==== Data entries

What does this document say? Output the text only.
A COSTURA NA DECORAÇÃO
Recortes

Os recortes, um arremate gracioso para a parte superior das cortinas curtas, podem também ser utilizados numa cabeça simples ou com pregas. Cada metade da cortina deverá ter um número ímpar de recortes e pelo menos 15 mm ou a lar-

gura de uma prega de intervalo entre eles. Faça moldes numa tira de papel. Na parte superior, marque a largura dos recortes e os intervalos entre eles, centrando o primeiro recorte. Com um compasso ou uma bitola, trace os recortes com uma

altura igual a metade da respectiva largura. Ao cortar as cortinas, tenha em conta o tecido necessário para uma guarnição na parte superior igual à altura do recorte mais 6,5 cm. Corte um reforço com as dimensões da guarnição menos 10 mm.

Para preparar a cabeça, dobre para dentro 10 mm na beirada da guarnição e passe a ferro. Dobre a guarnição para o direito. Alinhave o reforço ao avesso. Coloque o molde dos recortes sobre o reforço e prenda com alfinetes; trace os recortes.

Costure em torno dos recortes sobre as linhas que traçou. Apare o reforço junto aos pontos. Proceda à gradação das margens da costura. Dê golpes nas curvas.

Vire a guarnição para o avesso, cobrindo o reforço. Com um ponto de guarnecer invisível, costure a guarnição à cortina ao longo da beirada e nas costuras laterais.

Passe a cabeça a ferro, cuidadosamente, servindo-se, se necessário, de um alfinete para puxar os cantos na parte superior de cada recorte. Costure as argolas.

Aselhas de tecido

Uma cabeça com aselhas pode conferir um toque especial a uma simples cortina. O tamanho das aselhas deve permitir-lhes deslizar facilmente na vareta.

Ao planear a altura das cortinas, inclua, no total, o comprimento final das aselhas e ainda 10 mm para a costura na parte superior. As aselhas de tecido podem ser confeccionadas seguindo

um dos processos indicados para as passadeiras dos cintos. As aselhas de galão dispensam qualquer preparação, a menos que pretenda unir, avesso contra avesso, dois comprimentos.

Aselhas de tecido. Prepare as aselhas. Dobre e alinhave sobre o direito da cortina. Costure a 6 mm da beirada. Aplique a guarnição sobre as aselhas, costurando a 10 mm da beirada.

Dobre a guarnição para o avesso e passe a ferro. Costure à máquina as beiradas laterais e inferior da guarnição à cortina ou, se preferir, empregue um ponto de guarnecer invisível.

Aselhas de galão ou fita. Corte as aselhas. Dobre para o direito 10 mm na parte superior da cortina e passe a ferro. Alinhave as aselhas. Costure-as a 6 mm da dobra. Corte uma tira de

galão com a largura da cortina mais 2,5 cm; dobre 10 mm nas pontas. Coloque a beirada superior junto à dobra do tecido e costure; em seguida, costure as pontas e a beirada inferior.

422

========

--- Directive ---
The records above should be returned exactly.

--- Correct answer ---
What does this document say? Output the text only.
A COSTURA NA DECORAÇÃO
Recortes

Os recortes, um arremate gracioso para a parte superior das cortinas curtas, podem também ser utilizados numa cabeça simples ou com pregas. Cada metade da cortina deverá ter um número ímpar de recortes e pelo menos 15 mm ou a lar-

gura de uma prega de intervalo entre eles. Faça moldes numa tira de papel. Na parte superior, marque a largura dos recortes e os intervalos entre eles, centrando o primeiro recorte. Com um compasso ou uma bitola, trace os recortes com uma

altura igual a metade da respectiva largura. Ao cortar as cortinas, tenha em conta o tecido necessário para uma guarnição na parte superior igual à altura do recorte mais 6,5 cm. Corte um reforço com as dimensões da guarnição menos 10 mm.

Para preparar a cabeça, dobre para dentro 10 mm na beirada da guarnição e passe a ferro. Dobre a guarnição para o direito. Alinhave o reforço ao avesso. Coloque o molde dos recortes sobre o reforço e prenda com alfinetes; trace os recortes.

Costure em torno dos recortes sobre as linhas que traçou. Apare o reforço junto aos pontos. Proceda à gradação das margens da costura. Dê golpes nas curvas.

Vire a guarnição para o avesso, cobrindo o reforço. Com um ponto de guarnecer invisível, costure a guarnição à cortina ao longo da beirada e nas costuras laterais.

Passe a cabeça a ferro, cuidadosamente, servindo-se, se necessário, de um alfinete para puxar os cantos na parte superior de cada recorte. Costure as argolas.

Aselhas de tecido

Uma cabeça com aselhas pode conferir um toque especial a uma simples cortina. O tamanho das aselhas deve permitir-lhes deslizar facilmente na vareta.

Ao planear a altura das cortinas, inclua, no total, o comprimento final das aselhas e ainda 10 mm para a costura na parte superior. As aselhas de tecido podem ser confeccionadas seguindo

um dos processos indicados para as passadeiras dos cintos. As aselhas de galão dispensam qualquer preparação, a menos que pretenda unir, avesso contra avesso, dois comprimentos.

Aselhas de tecido. Prepare as aselhas. Dobre e alinhave sobre o direito da cortina. Costure a 6 mm da beirada. Aplique a guarnição sobre as aselhas, costurando a 10 mm da beirada.

Dobre a guarnição para o avesso e passe a ferro. Costure à máquina as beiradas laterais e inferior da guarnição à cortina ou, se preferir, empregue um ponto de guarnecer invisível.

Aselhas de galão ou fita. Corte as aselhas. Dobre para o direito 10 mm na parte superior da cortina e passe a ferro. Alinhave as aselhas. Costure-as a 6 mm da dobra. Corte uma tira de

galão com a largura da cortina mais 2,5 cm; dobre 10 mm nas pontas. Coloque a beirada superior junto à dobra do tecido e costure; em seguida, costure as pontas e a beirada inferior.

422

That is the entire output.